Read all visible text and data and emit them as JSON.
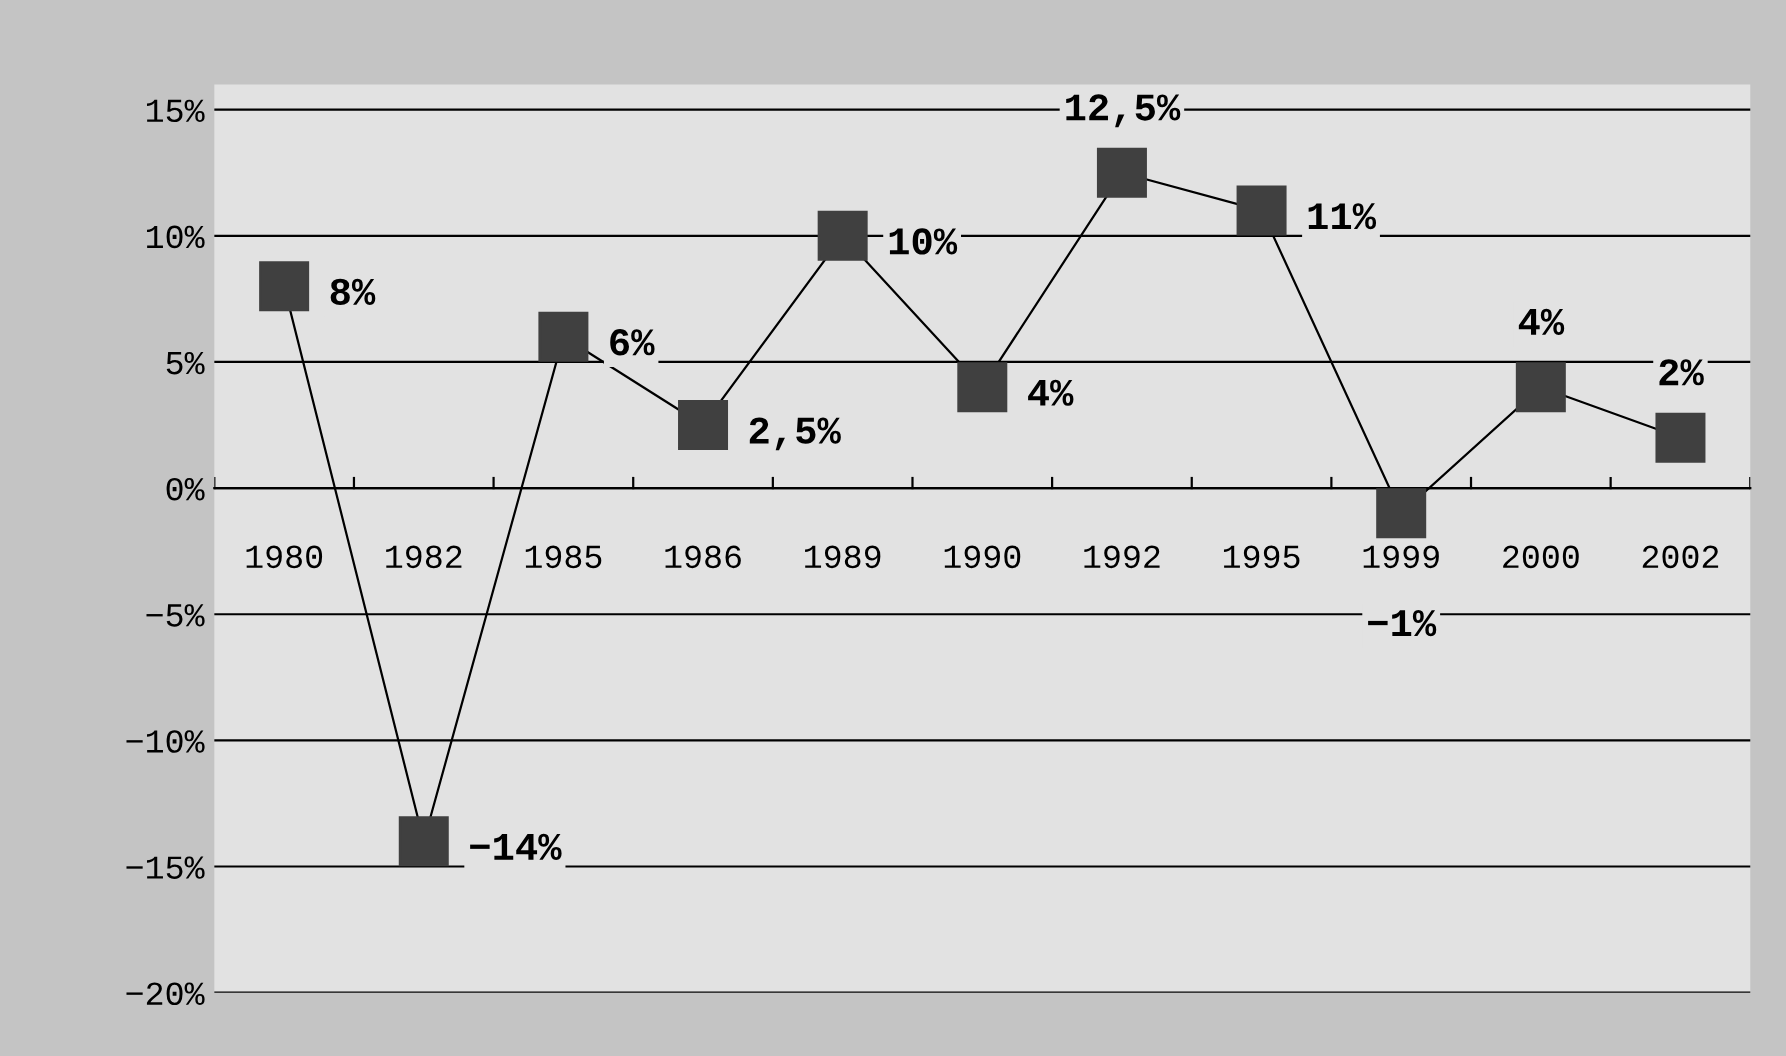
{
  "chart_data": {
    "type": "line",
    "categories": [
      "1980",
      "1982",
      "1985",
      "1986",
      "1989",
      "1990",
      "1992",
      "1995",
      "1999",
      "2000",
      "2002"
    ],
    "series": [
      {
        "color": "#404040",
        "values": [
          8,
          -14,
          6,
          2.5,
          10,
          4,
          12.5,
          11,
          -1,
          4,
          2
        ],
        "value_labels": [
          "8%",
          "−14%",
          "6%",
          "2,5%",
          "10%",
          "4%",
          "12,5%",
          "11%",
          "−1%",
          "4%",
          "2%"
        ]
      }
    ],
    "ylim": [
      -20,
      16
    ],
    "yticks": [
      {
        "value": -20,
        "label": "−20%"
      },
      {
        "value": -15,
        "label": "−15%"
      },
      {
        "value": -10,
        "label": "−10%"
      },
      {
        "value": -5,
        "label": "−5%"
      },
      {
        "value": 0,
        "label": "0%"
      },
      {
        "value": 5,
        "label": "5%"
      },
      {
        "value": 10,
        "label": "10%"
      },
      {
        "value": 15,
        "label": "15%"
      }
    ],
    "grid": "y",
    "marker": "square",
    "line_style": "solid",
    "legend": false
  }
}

-----

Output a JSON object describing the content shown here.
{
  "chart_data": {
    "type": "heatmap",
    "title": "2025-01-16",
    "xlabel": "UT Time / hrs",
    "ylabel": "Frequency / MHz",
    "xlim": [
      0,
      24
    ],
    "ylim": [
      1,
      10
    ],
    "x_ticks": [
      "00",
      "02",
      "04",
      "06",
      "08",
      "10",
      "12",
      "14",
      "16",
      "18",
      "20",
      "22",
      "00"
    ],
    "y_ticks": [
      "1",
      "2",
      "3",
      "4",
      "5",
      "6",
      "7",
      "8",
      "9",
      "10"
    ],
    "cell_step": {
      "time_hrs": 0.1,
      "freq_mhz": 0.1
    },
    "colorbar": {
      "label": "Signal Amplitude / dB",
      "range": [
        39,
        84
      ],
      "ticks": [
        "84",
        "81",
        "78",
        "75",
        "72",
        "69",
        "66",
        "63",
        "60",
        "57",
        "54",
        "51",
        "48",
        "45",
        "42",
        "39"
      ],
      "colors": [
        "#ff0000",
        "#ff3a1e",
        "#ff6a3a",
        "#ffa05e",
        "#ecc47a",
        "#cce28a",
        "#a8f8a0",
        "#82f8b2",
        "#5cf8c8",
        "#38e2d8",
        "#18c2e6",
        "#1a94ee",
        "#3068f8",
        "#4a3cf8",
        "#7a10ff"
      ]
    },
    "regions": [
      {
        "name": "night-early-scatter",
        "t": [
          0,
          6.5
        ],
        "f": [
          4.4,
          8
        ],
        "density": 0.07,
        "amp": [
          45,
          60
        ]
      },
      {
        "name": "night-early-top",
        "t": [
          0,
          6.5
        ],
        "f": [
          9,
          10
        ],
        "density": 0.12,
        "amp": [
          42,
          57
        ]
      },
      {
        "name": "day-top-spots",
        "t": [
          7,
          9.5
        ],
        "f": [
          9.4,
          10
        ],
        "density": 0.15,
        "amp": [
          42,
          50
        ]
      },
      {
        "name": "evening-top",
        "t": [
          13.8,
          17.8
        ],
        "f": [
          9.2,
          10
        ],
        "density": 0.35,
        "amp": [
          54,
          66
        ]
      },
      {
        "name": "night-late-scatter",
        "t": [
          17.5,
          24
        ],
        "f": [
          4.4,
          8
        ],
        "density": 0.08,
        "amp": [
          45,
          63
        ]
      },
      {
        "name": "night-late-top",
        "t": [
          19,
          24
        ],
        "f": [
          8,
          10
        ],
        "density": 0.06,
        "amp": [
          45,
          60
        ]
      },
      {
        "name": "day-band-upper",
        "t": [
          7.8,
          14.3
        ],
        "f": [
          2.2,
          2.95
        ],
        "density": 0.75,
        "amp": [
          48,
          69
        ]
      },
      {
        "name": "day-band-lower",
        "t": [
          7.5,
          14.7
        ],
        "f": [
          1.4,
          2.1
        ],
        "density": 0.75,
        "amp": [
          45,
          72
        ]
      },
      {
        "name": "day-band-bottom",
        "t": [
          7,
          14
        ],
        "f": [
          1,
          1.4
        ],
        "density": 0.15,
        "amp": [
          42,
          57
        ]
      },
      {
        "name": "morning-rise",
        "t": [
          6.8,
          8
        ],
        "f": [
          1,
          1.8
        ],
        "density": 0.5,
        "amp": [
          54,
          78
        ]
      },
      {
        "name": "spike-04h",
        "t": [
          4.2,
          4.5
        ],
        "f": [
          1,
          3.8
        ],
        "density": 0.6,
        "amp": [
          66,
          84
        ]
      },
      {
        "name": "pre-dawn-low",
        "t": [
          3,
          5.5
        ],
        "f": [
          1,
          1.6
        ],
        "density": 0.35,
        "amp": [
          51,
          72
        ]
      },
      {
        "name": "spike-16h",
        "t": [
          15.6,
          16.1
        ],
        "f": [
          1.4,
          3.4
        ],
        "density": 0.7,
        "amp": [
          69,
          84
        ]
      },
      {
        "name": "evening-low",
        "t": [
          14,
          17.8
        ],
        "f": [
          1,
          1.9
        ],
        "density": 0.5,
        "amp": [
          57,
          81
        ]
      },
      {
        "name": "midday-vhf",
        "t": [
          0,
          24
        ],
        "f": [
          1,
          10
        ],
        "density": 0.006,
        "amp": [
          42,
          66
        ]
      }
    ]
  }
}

-----

- **THE TASK**
Pull out each line holding the string "JSON".

- **SOLUTION**
Read all visible text and data and emit them as JSON.
Output a JSON object describing the content shown here.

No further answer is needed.